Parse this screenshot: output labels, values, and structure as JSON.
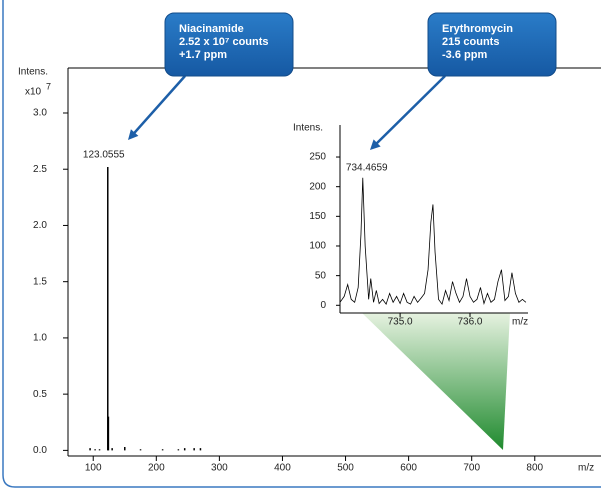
{
  "chart_data": [
    {
      "type": "stick",
      "y_axis_label": "Intens.",
      "y_scale_label": "x10",
      "y_scale_exponent": "7",
      "x_axis_label": "m/z",
      "x": [
        95,
        103,
        110,
        123.0555,
        124.06,
        130,
        150,
        175,
        210,
        235,
        245,
        260,
        270
      ],
      "values": [
        0.02,
        0.01,
        0.01,
        2.52,
        0.3,
        0.02,
        0.03,
        0.01,
        0.01,
        0.01,
        0.02,
        0.02,
        0.02
      ],
      "color": "#000000",
      "xlim": [
        60,
        905
      ],
      "ylim": [
        -0.05,
        3.4
      ],
      "xticks": [
        100,
        200,
        300,
        400,
        500,
        600,
        700,
        800
      ],
      "yticks": [
        {
          "value": 0,
          "label": "0.0"
        },
        0.5,
        {
          "value": 1,
          "label": "1.0"
        },
        1.5,
        {
          "value": 2,
          "label": "2.0"
        },
        2.5,
        {
          "value": 3,
          "label": "3.0"
        }
      ],
      "peak_label": "123.0555",
      "callouts": [
        {
          "lines": [
            "Niacinamide",
            "2.52 x 10⁷ counts",
            "+1.7 ppm"
          ]
        },
        {
          "lines": [
            "Erythromycin",
            "215 counts",
            "-3.6 ppm"
          ]
        }
      ]
    },
    {
      "type": "line",
      "y_axis_label": "Intens.",
      "x_axis_label": "m/z",
      "x": [
        734.14,
        734.2,
        734.25,
        734.3,
        734.35,
        734.4,
        734.44,
        734.4659,
        734.5,
        734.55,
        734.58,
        734.62,
        734.66,
        734.7,
        734.75,
        734.8,
        734.85,
        734.9,
        734.95,
        735.0,
        735.05,
        735.1,
        735.15,
        735.2,
        735.25,
        735.3,
        735.35,
        735.4,
        735.44,
        735.47,
        735.5,
        735.55,
        735.6,
        735.65,
        735.7,
        735.75,
        735.8,
        735.85,
        735.9,
        735.95,
        736.0,
        736.05,
        736.1,
        736.15,
        736.2,
        736.25,
        736.3,
        736.35,
        736.4,
        736.45,
        736.5,
        736.55,
        736.6,
        736.65,
        736.7,
        736.75,
        736.8
      ],
      "values": [
        5,
        15,
        35,
        10,
        5,
        30,
        120,
        215,
        100,
        10,
        45,
        5,
        25,
        3,
        10,
        2,
        20,
        5,
        15,
        3,
        20,
        5,
        2,
        15,
        5,
        12,
        20,
        60,
        140,
        170,
        90,
        10,
        2,
        25,
        8,
        40,
        20,
        5,
        15,
        45,
        15,
        5,
        10,
        30,
        3,
        20,
        5,
        10,
        40,
        60,
        8,
        15,
        55,
        20,
        5,
        10,
        5
      ],
      "color": "#000000",
      "xlim": [
        734.14,
        736.83
      ],
      "ylim": [
        -13,
        304
      ],
      "xticks": [
        {
          "value": 735,
          "label": "735.0"
        },
        {
          "value": 736,
          "label": "736.0"
        }
      ],
      "yticks": [
        0,
        50,
        100,
        150,
        200,
        250
      ],
      "peak_label": "734.4659"
    }
  ]
}
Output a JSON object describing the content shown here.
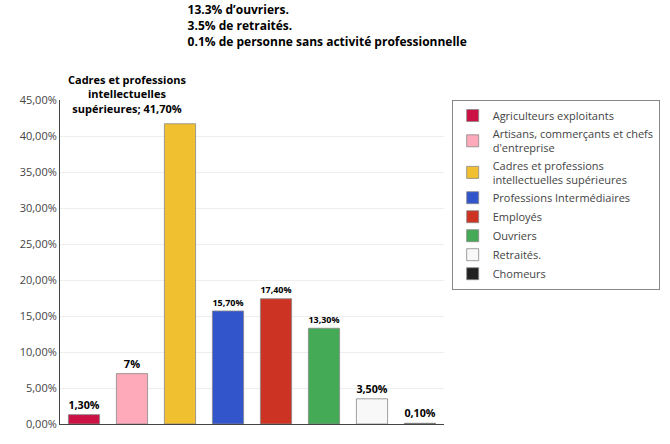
{
  "chart_data": {
    "type": "bar",
    "subtitle": "13.3% d’ouvriers.\n3.5% de retraités.\n0.1% de personne sans activité professionnelle",
    "categories": [
      "Agriculteurs exploitants",
      "Artisans, commerçants et chefs\nd'entreprise",
      "Cadres et professions\nintellectuelles supérieures",
      "Professions Intermédiaires",
      "Employés",
      "Ouvriers",
      "Retraités.",
      "Chomeurs"
    ],
    "values": [
      1.3,
      7.0,
      41.7,
      15.7,
      17.4,
      13.3,
      3.5,
      0.1
    ],
    "value_labels": [
      "1,30%",
      "7%",
      null,
      "15,70%",
      "17,40%",
      "13,30%",
      "3,50%",
      "0,10%"
    ],
    "colors": [
      "#cc1144",
      "#ffaabb",
      "#f0c030",
      "#3355cc",
      "#cc3322",
      "#44aa55",
      "#f8f8f8",
      "#222222"
    ],
    "data_labels": true,
    "annotations": [
      {
        "text": "Cadres et professions\nintellectuelles\nsupérieures; 41,70%",
        "category": "Cadres et professions\nintellectuelles supérieures"
      }
    ],
    "ylim": [
      0,
      45
    ],
    "yticks": [
      {
        "value": 0.0,
        "label": "0,00%"
      },
      {
        "value": 5.0,
        "label": "5,00%"
      },
      {
        "value": 10.0,
        "label": "10,00%"
      },
      {
        "value": 15.0,
        "label": "15,00%"
      },
      {
        "value": 20.0,
        "label": "20,00%"
      },
      {
        "value": 25.0,
        "label": "25,00%"
      },
      {
        "value": 30.0,
        "label": "30,00%"
      },
      {
        "value": 35.0,
        "label": "35,00%"
      },
      {
        "value": 40.0,
        "label": "40,00%"
      },
      {
        "value": 45.0,
        "label": "45,00%"
      }
    ],
    "grid": true,
    "legend": "right",
    "tick_labels": "y"
  }
}
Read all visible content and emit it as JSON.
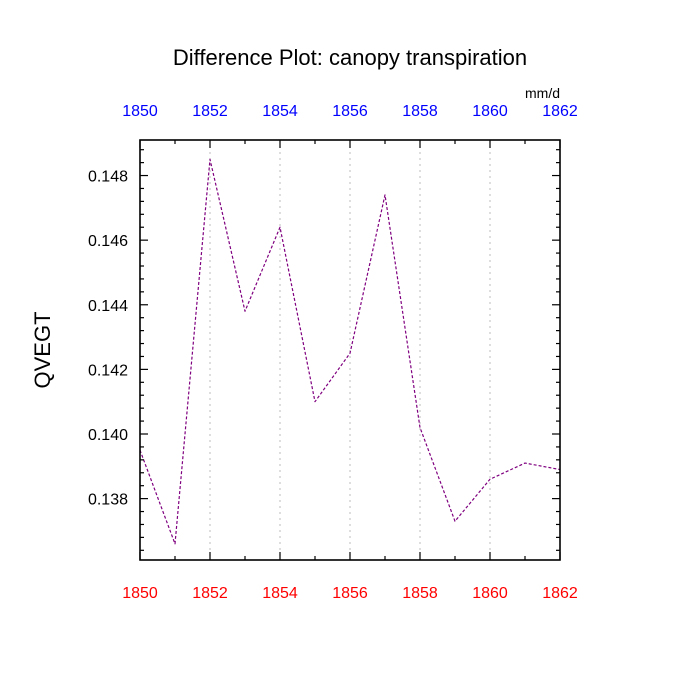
{
  "chart_data": {
    "type": "line",
    "title": "Difference Plot: canopy transpiration",
    "units": "mm/d",
    "ylabel": "QVEGT",
    "xlabel": "",
    "xlim": [
      1850,
      1862
    ],
    "ylim": [
      0.1361,
      0.1491
    ],
    "x_ticks_major": [
      1850,
      1852,
      1854,
      1856,
      1858,
      1860,
      1862
    ],
    "x_tick_labels": [
      "1850",
      "1852",
      "1854",
      "1856",
      "1858",
      "1860",
      "1862"
    ],
    "y_ticks_major": [
      0.138,
      0.14,
      0.142,
      0.144,
      0.146,
      0.148
    ],
    "y_tick_labels": [
      "0.138",
      "0.140",
      "0.142",
      "0.144",
      "0.146",
      "0.148"
    ],
    "x_grid": "dotted vertical at major ticks",
    "top_axis_color": "#0000ff",
    "bottom_axis_color": "#ff0000",
    "series": [
      {
        "color": "#7f007f",
        "dash": "dashed",
        "x": [
          1850,
          1851,
          1852,
          1853,
          1854,
          1855,
          1856,
          1857,
          1858,
          1859,
          1860,
          1861,
          1862
        ],
        "values": [
          0.1395,
          0.1366,
          0.1485,
          0.1438,
          0.1464,
          0.141,
          0.1425,
          0.1474,
          0.1402,
          0.1373,
          0.1386,
          0.1391,
          0.1389
        ]
      }
    ]
  }
}
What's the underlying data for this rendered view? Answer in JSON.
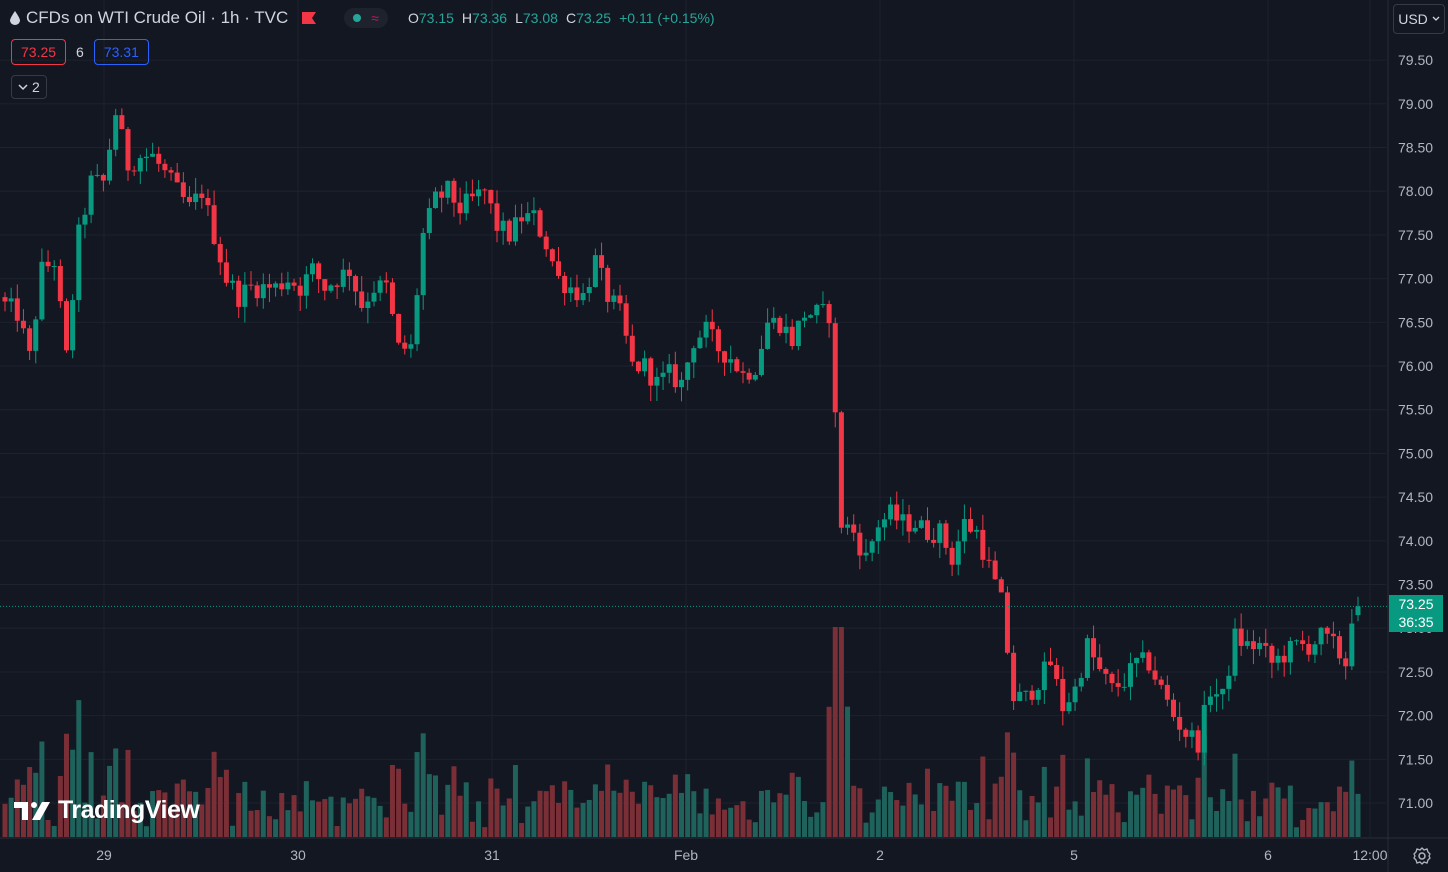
{
  "header": {
    "title": "CFDs on WTI Crude Oil · 1h · TVC",
    "ohlc": [
      {
        "k": "O",
        "v": "73.15"
      },
      {
        "k": "H",
        "v": "73.36"
      },
      {
        "k": "L",
        "v": "73.08"
      },
      {
        "k": "C",
        "v": "73.25"
      }
    ],
    "change": "+0.11 (+0.15%)",
    "status_symbol": "≈"
  },
  "quote": {
    "bid": "73.25",
    "spread": "6",
    "ask": "73.31"
  },
  "indicators_toggle": {
    "count": "2"
  },
  "currency": "USD",
  "last_price_label": {
    "price": "73.25",
    "countdown": "36:35"
  },
  "logo_text": "TradingView",
  "colors": {
    "up": "#089981",
    "down": "#f23645",
    "background": "#131722",
    "grid": "#1e222d",
    "volume_up": "#1f615b",
    "volume_down": "#7a2f37"
  },
  "chart_data": {
    "type": "candlestick",
    "y_ticks": [
      "79.50",
      "79.00",
      "78.50",
      "78.00",
      "77.50",
      "77.00",
      "76.50",
      "76.00",
      "75.50",
      "75.00",
      "74.50",
      "74.00",
      "73.50",
      "73.00",
      "72.50",
      "72.00",
      "71.50",
      "71.00"
    ],
    "ylim": [
      70.6,
      79.8
    ],
    "x_ticks": [
      "29",
      "30",
      "31",
      "Feb",
      "2",
      "5",
      "6",
      "12:00"
    ],
    "last_price": 73.25,
    "grid": true,
    "key_points": [
      [
        0,
        76.7
      ],
      [
        2,
        76.6
      ],
      [
        4,
        76.1
      ],
      [
        6,
        77.1
      ],
      [
        8,
        77.2
      ],
      [
        10,
        76.1
      ],
      [
        12,
        77.5
      ],
      [
        14,
        78.1
      ],
      [
        16,
        78.1
      ],
      [
        18,
        78.9
      ],
      [
        20,
        78.3
      ],
      [
        22,
        78.4
      ],
      [
        24,
        78.4
      ],
      [
        26,
        78.2
      ],
      [
        28,
        78.0
      ],
      [
        30,
        77.8
      ],
      [
        32,
        78.0
      ],
      [
        34,
        77.5
      ],
      [
        36,
        77.0
      ],
      [
        38,
        76.8
      ],
      [
        40,
        76.9
      ],
      [
        42,
        76.9
      ],
      [
        44,
        76.9
      ],
      [
        46,
        77.0
      ],
      [
        48,
        76.9
      ],
      [
        50,
        77.1
      ],
      [
        52,
        76.9
      ],
      [
        54,
        77.0
      ],
      [
        56,
        77.1
      ],
      [
        58,
        76.7
      ],
      [
        60,
        76.9
      ],
      [
        62,
        76.9
      ],
      [
        64,
        76.2
      ],
      [
        66,
        76.2
      ],
      [
        68,
        77.5
      ],
      [
        70,
        77.9
      ],
      [
        72,
        78.0
      ],
      [
        74,
        77.8
      ],
      [
        76,
        77.9
      ],
      [
        78,
        78.0
      ],
      [
        80,
        77.6
      ],
      [
        82,
        77.5
      ],
      [
        84,
        77.7
      ],
      [
        86,
        77.7
      ],
      [
        88,
        77.4
      ],
      [
        90,
        77.0
      ],
      [
        92,
        76.9
      ],
      [
        94,
        76.8
      ],
      [
        96,
        77.2
      ],
      [
        98,
        76.8
      ],
      [
        100,
        76.6
      ],
      [
        102,
        76.0
      ],
      [
        104,
        76.0
      ],
      [
        106,
        75.8
      ],
      [
        108,
        75.9
      ],
      [
        110,
        75.8
      ],
      [
        112,
        76.3
      ],
      [
        114,
        76.4
      ],
      [
        116,
        76.2
      ],
      [
        118,
        76.1
      ],
      [
        120,
        75.9
      ],
      [
        122,
        76.0
      ],
      [
        124,
        76.5
      ],
      [
        126,
        76.5
      ],
      [
        128,
        76.3
      ],
      [
        130,
        76.6
      ],
      [
        132,
        76.6
      ],
      [
        134,
        76.6
      ],
      [
        136,
        74.2
      ],
      [
        138,
        74.1
      ],
      [
        140,
        73.8
      ],
      [
        142,
        74.2
      ],
      [
        144,
        74.3
      ],
      [
        146,
        74.2
      ],
      [
        148,
        74.2
      ],
      [
        150,
        74.1
      ],
      [
        152,
        74.1
      ],
      [
        154,
        73.8
      ],
      [
        156,
        74.2
      ],
      [
        158,
        74.1
      ],
      [
        160,
        73.7
      ],
      [
        162,
        73.3
      ],
      [
        164,
        72.2
      ],
      [
        166,
        72.2
      ],
      [
        168,
        72.4
      ],
      [
        170,
        72.6
      ],
      [
        172,
        72.1
      ],
      [
        174,
        72.3
      ],
      [
        176,
        72.8
      ],
      [
        178,
        72.5
      ],
      [
        180,
        72.3
      ],
      [
        182,
        72.4
      ],
      [
        184,
        72.6
      ],
      [
        186,
        72.6
      ],
      [
        188,
        72.3
      ],
      [
        190,
        72.0
      ],
      [
        192,
        71.8
      ],
      [
        194,
        71.7
      ],
      [
        196,
        72.3
      ],
      [
        198,
        72.2
      ],
      [
        200,
        72.9
      ],
      [
        202,
        72.8
      ],
      [
        204,
        72.8
      ],
      [
        206,
        72.6
      ],
      [
        208,
        72.7
      ],
      [
        210,
        72.8
      ],
      [
        212,
        72.8
      ],
      [
        214,
        72.9
      ],
      [
        216,
        72.8
      ],
      [
        218,
        72.6
      ],
      [
        219,
        73.15
      ],
      [
        220,
        73.25
      ]
    ],
    "bar_count": 221
  }
}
● ● ● ● ● ● ●
WHAT THIS TASK INVOLVES:
Tell how many lines in the material contain the word "values". Only the number is wanted.

EXPECTED OUTPUT:
5